--- START OF PROVIDED INFORMATION ---

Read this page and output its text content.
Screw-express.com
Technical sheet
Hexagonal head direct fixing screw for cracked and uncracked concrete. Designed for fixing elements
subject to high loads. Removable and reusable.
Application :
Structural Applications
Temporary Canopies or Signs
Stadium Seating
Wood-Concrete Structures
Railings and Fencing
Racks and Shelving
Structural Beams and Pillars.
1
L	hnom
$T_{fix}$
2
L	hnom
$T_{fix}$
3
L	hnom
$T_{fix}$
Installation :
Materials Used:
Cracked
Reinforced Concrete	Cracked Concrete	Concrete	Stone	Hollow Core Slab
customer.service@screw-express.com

--- END OF PROVIDED INFORMATION ---

Extract the complete data, matching each line exactly.

Read this page and output its text content.
Screw-express.com
Technical sheet
Hexagonal head direct fixing screw for cracked and uncracked concrete. Designed for fixing elements
subject to high loads. Removable and reusable.
Application :
Structural Applications
Temporary Canopies or Signs
Stadium Seating
Wood-Concrete Structures
Railings and Fencing
Racks and Shelving
Structural Beams and Pillars.
1
L	hnom
$T_{fix}$
2
L	hnom
$T_{fix}$
3
L	hnom
$T_{fix}$
Installation :
Materials Used:
Cracked
Reinforced Concrete	Cracked Concrete	Concrete	Stone	Hollow Core Slab
customer.service@screw-express.com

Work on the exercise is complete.